──────── GIVEN RECORDS ────────

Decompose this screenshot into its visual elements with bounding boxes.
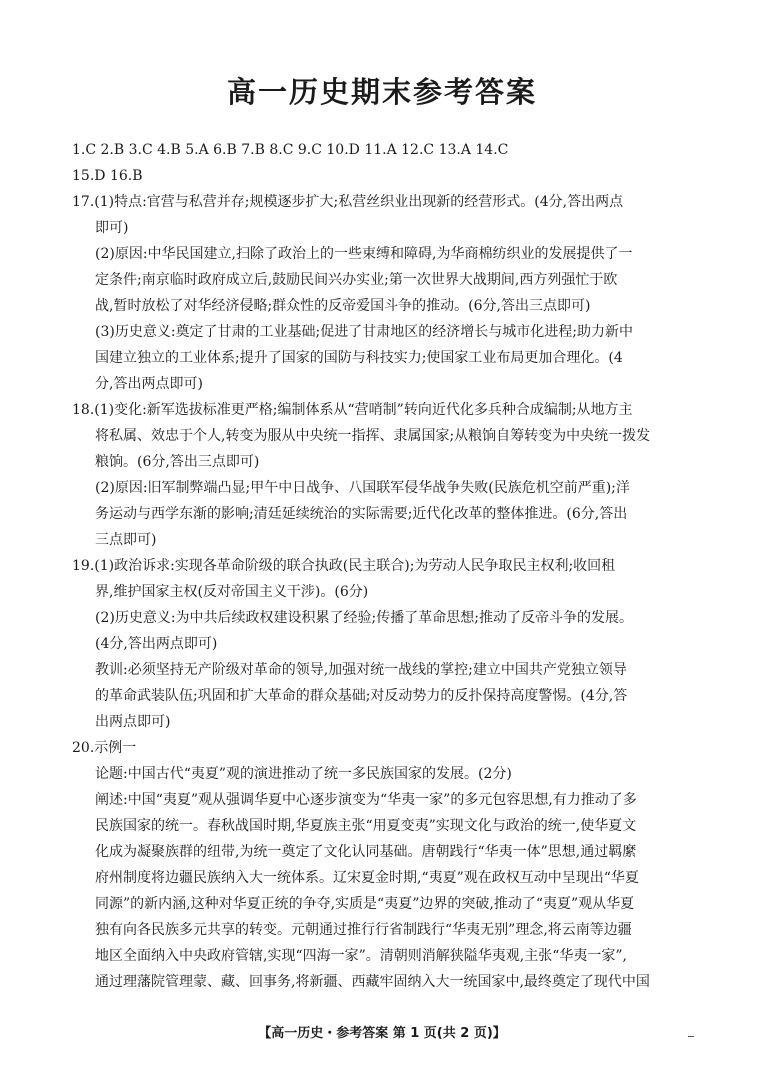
answer-line: 独有向各民族多元共享的转变。元朝通过推行行省制践行“华夷无别”理念,将云南等边疆 bbox=[95, 922, 632, 938]
answer-line: 1.C 2.B 3.C 4.B 5.A 6.B 7.B 8.C 9.C 10.D 11.A 12.C 13.A 14.C bbox=[72, 142, 509, 158]
answer-line: 20.示例一 bbox=[72, 740, 137, 756]
answer-line: 界,维护国家主权(反对帝国主义干涉)。(6分) bbox=[95, 584, 369, 600]
answer-line: 同源”的新内涵,这种对华夏正统的争夺,实质是“夷夏”边界的突破,推动了“夷夏”观从华夏 bbox=[95, 896, 635, 912]
answer-line: 战,暂时放松了对华经济侵略;群众性的反帝爱国斗争的推动。(6分,答出三点即可) bbox=[95, 298, 591, 314]
answer-line: 19.(1)政治诉求:实现各革命阶级的联合执政(民主联合);为劳动人民争取民主权利;收回租 bbox=[72, 558, 616, 574]
answer-line: 三点即可) bbox=[95, 532, 157, 548]
answer-line: 出两点即可) bbox=[95, 714, 171, 730]
answer-line: (3)历史意义:奠定了甘肃的工业基础;促进了甘肃地区的经济增长与城市化进程;助力新中 bbox=[95, 324, 633, 340]
answer-line: 阐述:中国“夷夏”观从强调华夏中心逐步演变为“华夷一家”的多元包容思想,有力推动了多 bbox=[95, 792, 637, 808]
answer-line: (2)原因:中华民国建立,扫除了政治上的一些束缚和障碍,为华商棉纺织业的发展提供了一 bbox=[95, 246, 633, 262]
answer-line: 地区全面纳入中央政府管辖,实现“四海一家”。清朝则消解狭隘华夷观,主张“华夷一家”, bbox=[95, 948, 627, 964]
answer-line: 府州制度将边疆民族纳入大一统体系。辽宋夏金时期,“夷夏”观在政权互动中呈现出“华夏 bbox=[95, 870, 639, 886]
page-footer: 【高一历史・参考答案 第 1 页(共 2 页)】 bbox=[258, 1026, 506, 1041]
answer-line: 教训:必须坚持无产阶级对革命的领导,加强对统一战线的掌控;建立中国共产党独立领导 bbox=[95, 662, 627, 678]
answer-line: (4分,答出两点即可) bbox=[95, 636, 218, 652]
answer-line: 粮饷。(6分,答出三点即可) bbox=[95, 454, 260, 470]
page-title: 高一历史期末参考答案 bbox=[226, 75, 537, 109]
answer-line: (2)历史意义:为中共后续政权建设积累了经验;传播了革命思想;推动了反帝斗争的发展。 bbox=[95, 610, 633, 626]
answer-line: 通过理藩院管理蒙、藏、回事务,将新疆、西藏牢固纳入大一统国家中,最终奠定了现代中国 bbox=[95, 974, 650, 990]
answer-line: 的革命武装队伍;巩固和扩大革命的群众基础;对反动势力的反扑保持高度警惕。(4分,答 bbox=[95, 688, 628, 704]
footer-mark bbox=[688, 1036, 694, 1037]
answer-line: 17.(1)特点:官营与私营并存;规模逐步扩大;私营丝织业出现新的经营形式。(4分,答出两点 bbox=[72, 194, 624, 210]
answer-line: 化成为凝聚族群的纽带,为统一奠定了文化认同基础。唐朝践行“华夷一体”思想,通过羁縻 bbox=[95, 844, 637, 860]
answer-line: 将私属、效忠于个人,转变为服从中央统一指挥、隶属国家;从粮饷自筹转变为中央统一拨发 bbox=[95, 428, 651, 444]
answer-line: 民族国家的统一。春秋战国时期,华夏族主张“用夏变夷”实现文化与政治的统一,使华夏文 bbox=[95, 818, 637, 834]
answer-line: (2)原因:旧军制弊端凸显;甲午中日战争、八国联军侵华战争失败(民族危机空前严重);洋 bbox=[95, 480, 630, 496]
answer-line: 定条件;南京临时政府成立后,鼓励民间兴办实业;第一次世界大战期间,西方列强忙于欧 bbox=[95, 272, 618, 288]
answer-line: 分,答出两点即可) bbox=[95, 376, 203, 392]
answer-line: 15.D 16.B bbox=[72, 168, 143, 184]
answer-line: 务运动与西学东渐的影响;清廷延续统治的实际需要;近代化改革的整体推进。(6分,答出 bbox=[95, 506, 628, 522]
answer-line: 国建立独立的工业体系;提升了国家的国防与科技实力;使国家工业布局更加合理化。(4 bbox=[95, 350, 623, 366]
answer-line: 18.(1)变化:新军选拔标准更严格;编制体系从“营哨制”转向近代化多兵种合成编制;从地方主 bbox=[72, 402, 633, 418]
answer-line: 论题:中国古代“夷夏”观的演进推动了统一多民族国家的发展。(2分) bbox=[95, 766, 512, 782]
answer-line: 即可) bbox=[95, 220, 129, 236]
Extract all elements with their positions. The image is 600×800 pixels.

────────

### TASK DESCRIPTION
Can you copy out every line of the items above word for word, leaving out the pictures?

### WRITTEN SOLUTION
Decompose this screenshot into its visual elements with bounding boxes.
answer-line: 独有向各民族多元共享的转变。元朝通过推行行省制践行“华夷无别”理念,将云南等边疆 bbox=[95, 922, 632, 938]
answer-line: 1.C 2.B 3.C 4.B 5.A 6.B 7.B 8.C 9.C 10.D 11.A 12.C 13.A 14.C bbox=[72, 142, 509, 158]
answer-line: 20.示例一 bbox=[72, 740, 137, 756]
answer-line: 界,维护国家主权(反对帝国主义干涉)。(6分) bbox=[95, 584, 369, 600]
answer-line: 同源”的新内涵,这种对华夏正统的争夺,实质是“夷夏”边界的突破,推动了“夷夏”观从华夏 bbox=[95, 896, 635, 912]
answer-line: 战,暂时放松了对华经济侵略;群众性的反帝爱国斗争的推动。(6分,答出三点即可) bbox=[95, 298, 591, 314]
answer-line: 19.(1)政治诉求:实现各革命阶级的联合执政(民主联合);为劳动人民争取民主权利;收回租 bbox=[72, 558, 616, 574]
answer-line: 三点即可) bbox=[95, 532, 157, 548]
answer-line: 出两点即可) bbox=[95, 714, 171, 730]
answer-line: (3)历史意义:奠定了甘肃的工业基础;促进了甘肃地区的经济增长与城市化进程;助力新中 bbox=[95, 324, 633, 340]
answer-line: 阐述:中国“夷夏”观从强调华夏中心逐步演变为“华夷一家”的多元包容思想,有力推动了多 bbox=[95, 792, 637, 808]
answer-line: (2)原因:中华民国建立,扫除了政治上的一些束缚和障碍,为华商棉纺织业的发展提供了一 bbox=[95, 246, 633, 262]
answer-line: 地区全面纳入中央政府管辖,实现“四海一家”。清朝则消解狭隘华夷观,主张“华夷一家”, bbox=[95, 948, 627, 964]
answer-line: 府州制度将边疆民族纳入大一统体系。辽宋夏金时期,“夷夏”观在政权互动中呈现出“华夏 bbox=[95, 870, 639, 886]
page-footer: 【高一历史・参考答案 第 1 页(共 2 页)】 bbox=[258, 1026, 506, 1041]
answer-line: 教训:必须坚持无产阶级对革命的领导,加强对统一战线的掌控;建立中国共产党独立领导 bbox=[95, 662, 627, 678]
answer-line: (4分,答出两点即可) bbox=[95, 636, 218, 652]
answer-line: 粮饷。(6分,答出三点即可) bbox=[95, 454, 260, 470]
page-title: 高一历史期末参考答案 bbox=[226, 75, 537, 109]
answer-line: (2)历史意义:为中共后续政权建设积累了经验;传播了革命思想;推动了反帝斗争的发展。 bbox=[95, 610, 633, 626]
answer-line: 通过理藩院管理蒙、藏、回事务,将新疆、西藏牢固纳入大一统国家中,最终奠定了现代中国 bbox=[95, 974, 650, 990]
answer-line: 的革命武装队伍;巩固和扩大革命的群众基础;对反动势力的反扑保持高度警惕。(4分,答 bbox=[95, 688, 628, 704]
footer-mark bbox=[688, 1036, 694, 1037]
answer-line: 17.(1)特点:官营与私营并存;规模逐步扩大;私营丝织业出现新的经营形式。(4分,答出两点 bbox=[72, 194, 624, 210]
answer-line: 化成为凝聚族群的纽带,为统一奠定了文化认同基础。唐朝践行“华夷一体”思想,通过羁縻 bbox=[95, 844, 637, 860]
answer-line: 将私属、效忠于个人,转变为服从中央统一指挥、隶属国家;从粮饷自筹转变为中央统一拨发 bbox=[95, 428, 651, 444]
answer-line: 民族国家的统一。春秋战国时期,华夏族主张“用夏变夷”实现文化与政治的统一,使华夏文 bbox=[95, 818, 637, 834]
answer-line: (2)原因:旧军制弊端凸显;甲午中日战争、八国联军侵华战争失败(民族危机空前严重);洋 bbox=[95, 480, 630, 496]
answer-line: 定条件;南京临时政府成立后,鼓励民间兴办实业;第一次世界大战期间,西方列强忙于欧 bbox=[95, 272, 618, 288]
answer-line: 分,答出两点即可) bbox=[95, 376, 203, 392]
answer-line: 15.D 16.B bbox=[72, 168, 143, 184]
answer-line: 务运动与西学东渐的影响;清廷延续统治的实际需要;近代化改革的整体推进。(6分,答出 bbox=[95, 506, 628, 522]
answer-line: 国建立独立的工业体系;提升了国家的国防与科技实力;使国家工业布局更加合理化。(4 bbox=[95, 350, 623, 366]
answer-line: 18.(1)变化:新军选拔标准更严格;编制体系从“营哨制”转向近代化多兵种合成编制;从地方主 bbox=[72, 402, 633, 418]
answer-line: 论题:中国古代“夷夏”观的演进推动了统一多民族国家的发展。(2分) bbox=[95, 766, 512, 782]
answer-line: 即可) bbox=[95, 220, 129, 236]
Extract all elements with their positions. The image is 600×800 pixels.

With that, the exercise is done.